→ **Written problem**
Search the data below for "arrow"; list each line that holds it.

→ **Data entries**
━━━━━━━━━━━━━━━━━━━━━━━━━━━━━━
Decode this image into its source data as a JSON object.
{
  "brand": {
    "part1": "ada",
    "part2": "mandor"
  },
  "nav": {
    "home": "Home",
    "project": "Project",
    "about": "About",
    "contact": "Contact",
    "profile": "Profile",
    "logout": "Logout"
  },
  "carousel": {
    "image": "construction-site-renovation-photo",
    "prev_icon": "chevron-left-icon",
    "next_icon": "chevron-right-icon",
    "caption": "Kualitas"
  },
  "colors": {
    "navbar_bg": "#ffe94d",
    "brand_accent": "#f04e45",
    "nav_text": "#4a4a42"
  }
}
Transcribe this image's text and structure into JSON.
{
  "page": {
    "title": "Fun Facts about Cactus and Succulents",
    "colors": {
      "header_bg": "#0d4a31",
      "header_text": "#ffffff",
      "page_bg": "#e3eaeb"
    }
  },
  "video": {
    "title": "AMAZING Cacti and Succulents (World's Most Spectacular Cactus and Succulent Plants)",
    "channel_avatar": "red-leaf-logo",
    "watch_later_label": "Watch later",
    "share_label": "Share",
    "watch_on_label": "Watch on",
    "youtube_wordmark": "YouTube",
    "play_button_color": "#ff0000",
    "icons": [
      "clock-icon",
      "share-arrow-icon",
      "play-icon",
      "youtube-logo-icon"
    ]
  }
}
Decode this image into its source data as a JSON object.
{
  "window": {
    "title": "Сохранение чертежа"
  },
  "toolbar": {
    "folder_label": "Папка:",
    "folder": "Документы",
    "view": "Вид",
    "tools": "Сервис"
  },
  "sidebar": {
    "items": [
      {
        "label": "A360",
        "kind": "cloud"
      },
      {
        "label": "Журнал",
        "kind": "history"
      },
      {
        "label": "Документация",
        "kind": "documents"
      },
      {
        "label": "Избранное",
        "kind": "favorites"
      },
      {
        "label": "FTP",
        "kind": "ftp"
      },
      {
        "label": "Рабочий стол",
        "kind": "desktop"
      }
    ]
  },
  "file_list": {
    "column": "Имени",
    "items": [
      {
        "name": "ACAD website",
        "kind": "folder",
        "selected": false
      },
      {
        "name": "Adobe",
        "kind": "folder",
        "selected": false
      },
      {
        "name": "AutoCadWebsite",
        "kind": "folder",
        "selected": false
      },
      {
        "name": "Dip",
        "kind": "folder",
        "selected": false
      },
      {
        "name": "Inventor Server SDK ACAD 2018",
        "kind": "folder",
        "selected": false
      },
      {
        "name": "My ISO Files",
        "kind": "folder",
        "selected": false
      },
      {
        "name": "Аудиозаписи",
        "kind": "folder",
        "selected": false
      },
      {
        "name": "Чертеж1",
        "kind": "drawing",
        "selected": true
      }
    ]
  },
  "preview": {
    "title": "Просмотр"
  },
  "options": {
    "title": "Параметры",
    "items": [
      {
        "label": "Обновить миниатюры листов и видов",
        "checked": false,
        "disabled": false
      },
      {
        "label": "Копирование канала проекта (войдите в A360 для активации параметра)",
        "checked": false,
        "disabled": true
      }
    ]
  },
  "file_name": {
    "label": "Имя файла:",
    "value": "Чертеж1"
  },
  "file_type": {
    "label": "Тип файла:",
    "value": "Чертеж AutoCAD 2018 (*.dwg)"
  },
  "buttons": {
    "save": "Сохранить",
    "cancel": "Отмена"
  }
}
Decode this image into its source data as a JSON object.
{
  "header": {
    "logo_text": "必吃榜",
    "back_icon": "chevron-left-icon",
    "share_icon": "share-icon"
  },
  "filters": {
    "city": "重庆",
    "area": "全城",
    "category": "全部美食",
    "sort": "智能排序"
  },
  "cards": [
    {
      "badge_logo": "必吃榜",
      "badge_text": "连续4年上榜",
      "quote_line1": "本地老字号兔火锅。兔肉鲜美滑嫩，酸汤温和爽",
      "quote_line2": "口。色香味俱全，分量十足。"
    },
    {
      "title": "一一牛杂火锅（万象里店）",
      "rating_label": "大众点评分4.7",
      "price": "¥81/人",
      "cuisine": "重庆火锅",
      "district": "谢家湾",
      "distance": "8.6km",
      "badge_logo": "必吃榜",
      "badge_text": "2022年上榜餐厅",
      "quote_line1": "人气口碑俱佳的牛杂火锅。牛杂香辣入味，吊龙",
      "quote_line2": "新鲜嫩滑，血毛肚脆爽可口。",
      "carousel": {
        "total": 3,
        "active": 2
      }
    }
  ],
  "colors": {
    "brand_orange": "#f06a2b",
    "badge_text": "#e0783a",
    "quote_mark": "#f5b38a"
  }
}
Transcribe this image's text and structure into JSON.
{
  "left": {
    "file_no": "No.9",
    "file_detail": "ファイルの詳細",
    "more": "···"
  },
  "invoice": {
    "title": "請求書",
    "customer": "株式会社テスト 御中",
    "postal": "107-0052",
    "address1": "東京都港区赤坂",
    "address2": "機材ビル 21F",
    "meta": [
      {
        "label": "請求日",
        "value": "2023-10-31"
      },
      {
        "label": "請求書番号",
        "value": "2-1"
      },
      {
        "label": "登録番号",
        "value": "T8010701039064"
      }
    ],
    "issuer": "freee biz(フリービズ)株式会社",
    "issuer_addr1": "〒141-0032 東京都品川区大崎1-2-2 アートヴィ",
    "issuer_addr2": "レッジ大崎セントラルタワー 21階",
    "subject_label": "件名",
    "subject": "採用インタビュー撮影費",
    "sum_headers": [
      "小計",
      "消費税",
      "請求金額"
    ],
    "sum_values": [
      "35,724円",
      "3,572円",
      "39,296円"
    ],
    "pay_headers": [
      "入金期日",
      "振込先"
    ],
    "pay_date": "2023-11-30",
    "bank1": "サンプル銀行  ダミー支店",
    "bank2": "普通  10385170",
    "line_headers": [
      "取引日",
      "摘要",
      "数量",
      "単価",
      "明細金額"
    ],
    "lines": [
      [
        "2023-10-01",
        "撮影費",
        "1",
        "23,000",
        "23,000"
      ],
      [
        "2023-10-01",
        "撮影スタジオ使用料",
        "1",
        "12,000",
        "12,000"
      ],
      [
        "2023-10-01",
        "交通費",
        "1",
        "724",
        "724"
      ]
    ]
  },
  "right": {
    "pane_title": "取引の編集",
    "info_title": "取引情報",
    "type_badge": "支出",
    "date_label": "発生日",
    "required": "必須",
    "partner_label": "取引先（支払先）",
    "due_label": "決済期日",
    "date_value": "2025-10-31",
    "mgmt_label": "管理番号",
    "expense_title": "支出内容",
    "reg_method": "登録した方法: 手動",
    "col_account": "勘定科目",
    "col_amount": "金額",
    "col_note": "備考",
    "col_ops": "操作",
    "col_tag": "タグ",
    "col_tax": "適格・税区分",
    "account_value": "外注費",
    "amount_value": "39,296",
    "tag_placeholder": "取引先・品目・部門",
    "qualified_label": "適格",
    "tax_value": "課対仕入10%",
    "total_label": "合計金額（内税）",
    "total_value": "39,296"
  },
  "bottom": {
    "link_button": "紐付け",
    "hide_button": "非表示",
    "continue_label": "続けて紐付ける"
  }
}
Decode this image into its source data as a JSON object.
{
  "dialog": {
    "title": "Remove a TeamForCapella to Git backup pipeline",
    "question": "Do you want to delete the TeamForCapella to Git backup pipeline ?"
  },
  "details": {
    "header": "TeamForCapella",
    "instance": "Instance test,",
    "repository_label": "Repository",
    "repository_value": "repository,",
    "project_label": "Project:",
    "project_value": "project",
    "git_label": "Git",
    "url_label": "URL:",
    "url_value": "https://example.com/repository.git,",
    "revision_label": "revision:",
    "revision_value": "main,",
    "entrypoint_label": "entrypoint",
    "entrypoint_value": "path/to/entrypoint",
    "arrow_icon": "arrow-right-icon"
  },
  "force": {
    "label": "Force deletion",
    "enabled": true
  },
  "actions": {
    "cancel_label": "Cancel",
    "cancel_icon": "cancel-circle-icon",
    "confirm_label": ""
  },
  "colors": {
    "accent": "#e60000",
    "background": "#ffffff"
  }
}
━━━━━━━━━━━━━━━━━━━━━━━━━━━━━━
→ **Exercise response**
      "share-arrow-icon",
    "arrow_icon": "arrow-right-icon"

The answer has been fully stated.